Update the lines from the very first one through the line containing "The dual synchronous binary counter 80 is", inclusive, so that "regulated supply" becomes "regulated power supply", and give those lines back with nothing else changed.

** START OF DATA FOR THIS TASK **

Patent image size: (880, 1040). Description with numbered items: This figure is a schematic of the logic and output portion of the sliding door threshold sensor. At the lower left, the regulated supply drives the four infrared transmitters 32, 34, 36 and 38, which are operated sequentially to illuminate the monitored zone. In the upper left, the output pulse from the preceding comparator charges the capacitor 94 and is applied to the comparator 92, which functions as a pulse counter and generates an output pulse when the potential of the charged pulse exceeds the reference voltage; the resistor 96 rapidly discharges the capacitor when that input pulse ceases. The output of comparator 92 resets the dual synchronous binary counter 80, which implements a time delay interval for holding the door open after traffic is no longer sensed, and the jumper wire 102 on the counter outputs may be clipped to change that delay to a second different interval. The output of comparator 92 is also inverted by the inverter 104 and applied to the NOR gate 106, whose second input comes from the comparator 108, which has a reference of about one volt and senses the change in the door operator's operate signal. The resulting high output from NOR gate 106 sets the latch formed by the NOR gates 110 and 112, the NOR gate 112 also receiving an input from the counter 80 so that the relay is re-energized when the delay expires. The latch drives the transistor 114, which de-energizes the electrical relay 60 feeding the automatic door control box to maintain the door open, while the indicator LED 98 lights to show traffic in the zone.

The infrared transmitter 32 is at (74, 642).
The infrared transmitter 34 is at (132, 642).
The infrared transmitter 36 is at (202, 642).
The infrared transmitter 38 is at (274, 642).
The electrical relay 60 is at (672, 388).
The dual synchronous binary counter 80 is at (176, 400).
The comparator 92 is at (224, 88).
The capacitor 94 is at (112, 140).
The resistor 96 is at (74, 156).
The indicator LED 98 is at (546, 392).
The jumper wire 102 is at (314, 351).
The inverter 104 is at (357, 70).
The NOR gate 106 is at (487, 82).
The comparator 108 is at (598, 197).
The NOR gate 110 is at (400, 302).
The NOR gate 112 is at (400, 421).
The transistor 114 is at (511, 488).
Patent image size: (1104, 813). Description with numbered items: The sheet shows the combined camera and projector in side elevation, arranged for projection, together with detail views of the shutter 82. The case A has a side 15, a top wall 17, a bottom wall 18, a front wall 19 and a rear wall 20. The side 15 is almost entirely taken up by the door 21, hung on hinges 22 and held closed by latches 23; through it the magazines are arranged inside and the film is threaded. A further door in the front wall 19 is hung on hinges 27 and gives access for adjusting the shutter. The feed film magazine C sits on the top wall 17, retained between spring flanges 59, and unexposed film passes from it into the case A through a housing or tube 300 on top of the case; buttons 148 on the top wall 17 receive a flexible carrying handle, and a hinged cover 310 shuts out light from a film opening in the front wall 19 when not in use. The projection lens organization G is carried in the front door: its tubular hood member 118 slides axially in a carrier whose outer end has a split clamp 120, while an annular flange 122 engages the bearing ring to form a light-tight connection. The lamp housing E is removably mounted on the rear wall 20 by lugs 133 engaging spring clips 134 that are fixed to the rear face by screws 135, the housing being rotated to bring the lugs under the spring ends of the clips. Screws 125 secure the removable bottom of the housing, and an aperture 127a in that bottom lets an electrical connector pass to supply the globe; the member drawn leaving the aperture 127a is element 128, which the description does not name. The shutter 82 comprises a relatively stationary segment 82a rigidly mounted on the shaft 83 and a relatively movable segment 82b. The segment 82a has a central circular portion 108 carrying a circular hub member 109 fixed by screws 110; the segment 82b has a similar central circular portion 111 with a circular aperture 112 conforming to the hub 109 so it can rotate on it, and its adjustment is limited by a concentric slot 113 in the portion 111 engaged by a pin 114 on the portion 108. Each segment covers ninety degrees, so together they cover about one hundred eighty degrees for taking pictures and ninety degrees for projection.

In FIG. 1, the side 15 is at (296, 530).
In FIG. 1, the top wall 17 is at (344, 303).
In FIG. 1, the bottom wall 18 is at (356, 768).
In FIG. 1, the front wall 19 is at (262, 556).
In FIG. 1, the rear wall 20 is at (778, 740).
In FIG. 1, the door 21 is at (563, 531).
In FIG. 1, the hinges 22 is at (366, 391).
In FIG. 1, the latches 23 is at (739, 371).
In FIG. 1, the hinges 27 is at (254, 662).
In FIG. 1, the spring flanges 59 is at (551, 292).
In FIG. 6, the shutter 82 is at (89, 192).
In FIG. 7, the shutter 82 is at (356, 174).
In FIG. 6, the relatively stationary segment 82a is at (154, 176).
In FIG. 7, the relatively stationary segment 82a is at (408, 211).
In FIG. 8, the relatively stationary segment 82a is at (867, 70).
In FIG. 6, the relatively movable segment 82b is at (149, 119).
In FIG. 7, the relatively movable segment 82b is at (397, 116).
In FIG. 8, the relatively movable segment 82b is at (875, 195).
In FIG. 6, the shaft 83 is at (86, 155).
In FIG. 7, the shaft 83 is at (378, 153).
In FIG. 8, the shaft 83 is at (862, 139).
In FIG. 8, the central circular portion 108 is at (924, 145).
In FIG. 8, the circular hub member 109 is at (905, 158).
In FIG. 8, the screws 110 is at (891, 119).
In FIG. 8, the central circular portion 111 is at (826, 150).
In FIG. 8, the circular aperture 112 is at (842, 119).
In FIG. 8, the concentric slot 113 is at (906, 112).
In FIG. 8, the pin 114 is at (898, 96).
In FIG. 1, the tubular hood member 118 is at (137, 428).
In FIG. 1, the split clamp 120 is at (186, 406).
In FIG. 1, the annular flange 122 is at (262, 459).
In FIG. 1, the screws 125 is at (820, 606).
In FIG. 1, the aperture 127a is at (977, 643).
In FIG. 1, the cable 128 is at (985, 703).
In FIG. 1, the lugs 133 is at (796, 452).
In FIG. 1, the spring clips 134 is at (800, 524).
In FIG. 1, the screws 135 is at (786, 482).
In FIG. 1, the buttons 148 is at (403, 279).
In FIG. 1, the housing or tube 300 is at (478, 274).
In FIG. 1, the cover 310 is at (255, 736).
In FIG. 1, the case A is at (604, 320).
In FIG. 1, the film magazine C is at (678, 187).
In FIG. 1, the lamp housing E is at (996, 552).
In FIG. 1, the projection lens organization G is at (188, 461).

** END OF DATA FOR THIS TASK **

COMPLETED EXERCISE:
Patent image size: (880, 1040). Description with numbered items: This figure is a schematic of the logic and output portion of the sliding door threshold sensor. At the lower left, the regulated power supply drives the four infrared transmitters 32, 34, 36 and 38, which are operated sequentially to illuminate the monitored zone. In the upper left, the output pulse from the preceding comparator charges the capacitor 94 and is applied to the comparator 92, which functions as a pulse counter and generates an output pulse when the potential of the charged pulse exceeds the reference voltage; the resistor 96 rapidly discharges the capacitor when that input pulse ceases. The output of comparator 92 resets the dual synchronous binary counter 80, which implements a time delay interval for holding the door open after traffic is no longer sensed, and the jumper wire 102 on the counter outputs may be clipped to change that delay to a second different interval. The output of comparator 92 is also inverted by the inverter 104 and applied to the NOR gate 106, whose second input comes from the comparator 108, which has a reference of about one volt and senses the change in the door operator's operate signal. The resulting high output from NOR gate 106 sets the latch formed by the NOR gates 110 and 112, the NOR gate 112 also receiving an input from the counter 80 so that the relay is re-energized when the delay expires. The latch drives the transistor 114, which de-energizes the electrical relay 60 feeding the automatic door control box to maintain the door open, while the indicator LED 98 lights to show traffic in the zone.

The infrared transmitter 32 is at (74, 642).
The infrared transmitter 34 is at (132, 642).
The infrared transmitter 36 is at (202, 642).
The infrared transmitter 38 is at (274, 642).
The electrical relay 60 is at (672, 388).
The dual synchronous binary counter 80 is at (176, 400).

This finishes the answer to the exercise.